:: Input for this task ::
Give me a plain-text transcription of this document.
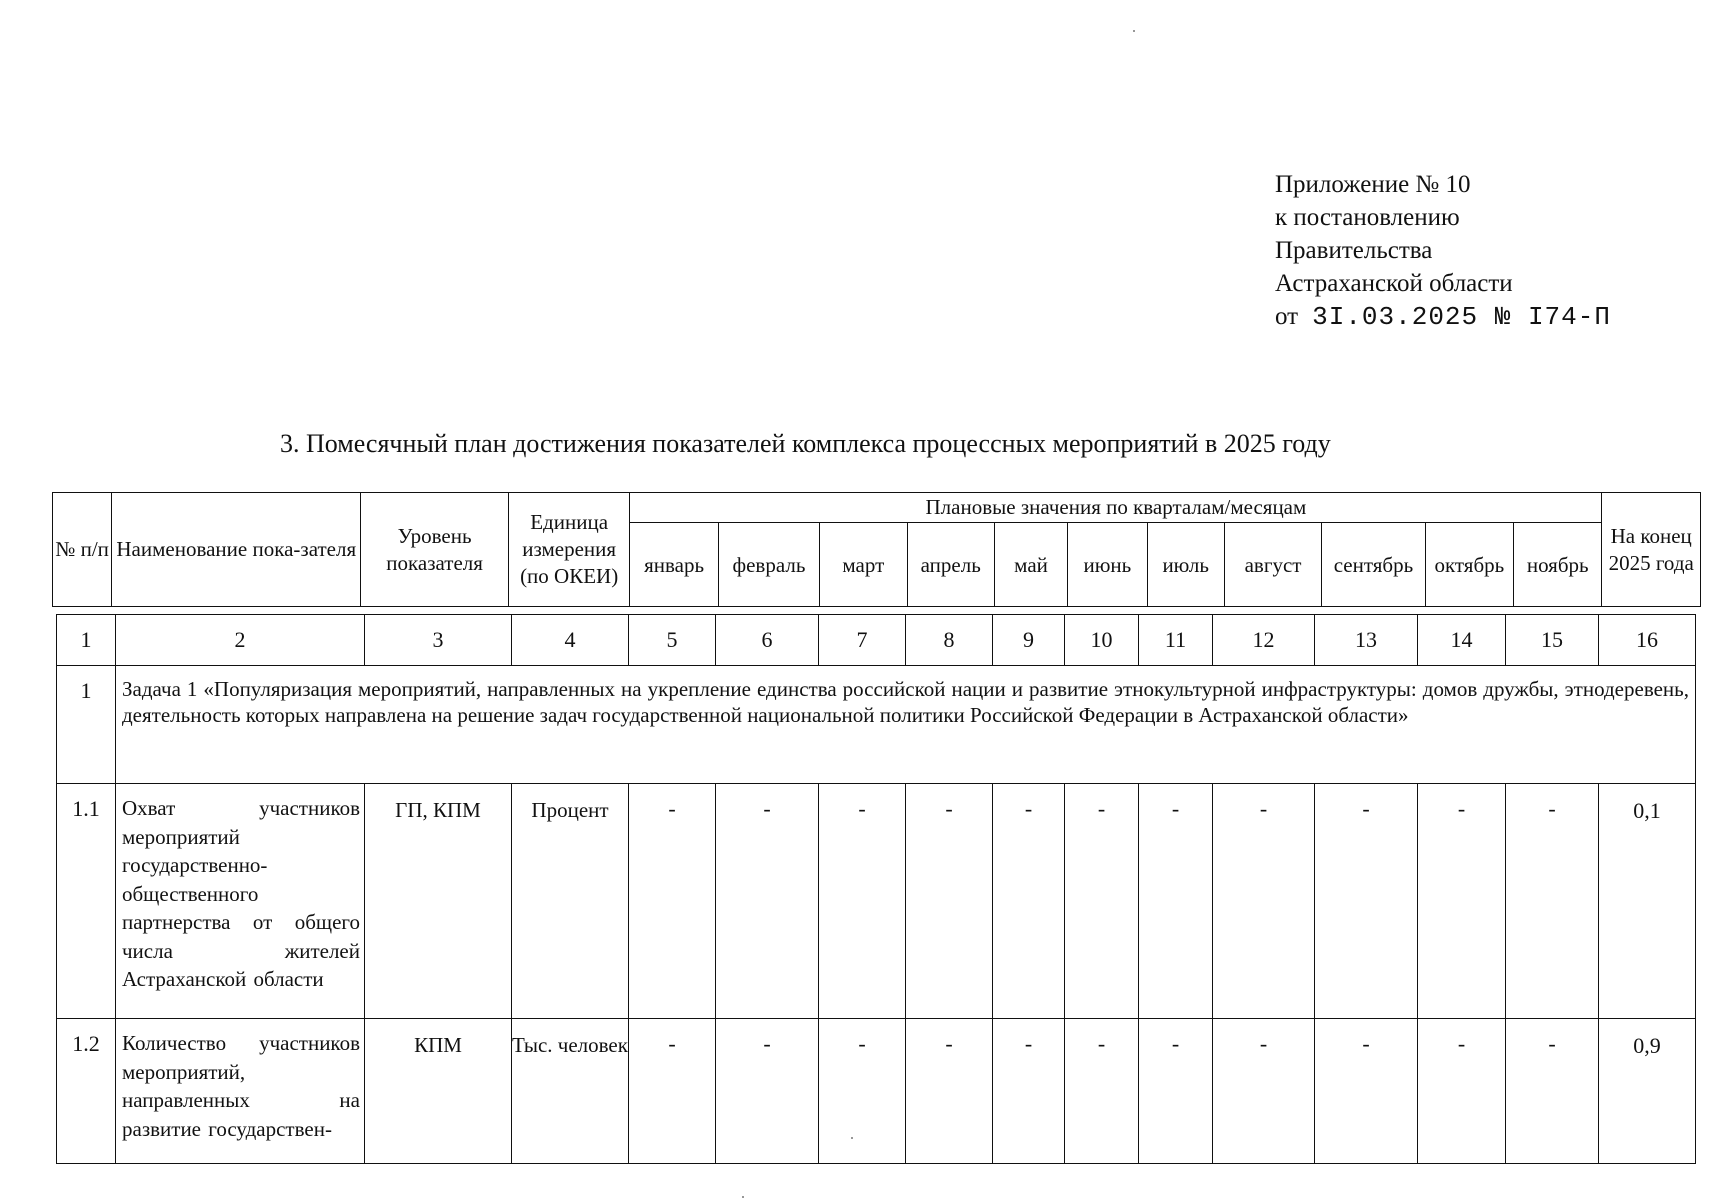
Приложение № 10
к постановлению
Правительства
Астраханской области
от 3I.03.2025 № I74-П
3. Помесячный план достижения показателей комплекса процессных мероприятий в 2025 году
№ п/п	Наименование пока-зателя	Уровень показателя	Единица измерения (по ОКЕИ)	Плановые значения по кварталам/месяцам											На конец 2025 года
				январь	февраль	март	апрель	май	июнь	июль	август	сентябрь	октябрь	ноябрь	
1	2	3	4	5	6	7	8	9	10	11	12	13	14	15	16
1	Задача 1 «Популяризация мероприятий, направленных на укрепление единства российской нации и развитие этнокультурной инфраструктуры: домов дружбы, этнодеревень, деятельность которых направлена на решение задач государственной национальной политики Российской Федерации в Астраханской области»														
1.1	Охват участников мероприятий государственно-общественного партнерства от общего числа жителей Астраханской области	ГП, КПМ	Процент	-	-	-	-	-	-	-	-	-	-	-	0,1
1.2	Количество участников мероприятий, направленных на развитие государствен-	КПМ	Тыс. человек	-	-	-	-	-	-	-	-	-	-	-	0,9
:::
Reproduce the records, all of them, word for word; omit the pictures.

Give me a plain-text transcription of this document.
Приложение № 10
к постановлению
Правительства
Астраханской области
от 3I.03.2025 № I74-П
3. Помесячный план достижения показателей комплекса процессных мероприятий в 2025 году
№ п/п	Наименование пока-зателя	Уровень показателя	Единица измерения (по ОКЕИ)	Плановые значения по кварталам/месяцам											На конец 2025 года
				январь	февраль	март	апрель	май	июнь	июль	август	сентябрь	октябрь	ноябрь	
1	2	3	4	5	6	7	8	9	10	11	12	13	14	15	16
1	Задача 1 «Популяризация мероприятий, направленных на укрепление единства российской нации и развитие этнокультурной инфраструктуры: домов дружбы, этнодеревень, деятельность которых направлена на решение задач государственной национальной политики Российской Федерации в Астраханской области»														
1.1	Охват участников мероприятий государственно-общественного партнерства от общего числа жителей Астраханской области	ГП, КПМ	Процент	-	-	-	-	-	-	-	-	-	-	-	0,1
1.2	Количество участников мероприятий, направленных на развитие государствен-	КПМ	Тыс. человек	-	-	-	-	-	-	-	-	-	-	-	0,9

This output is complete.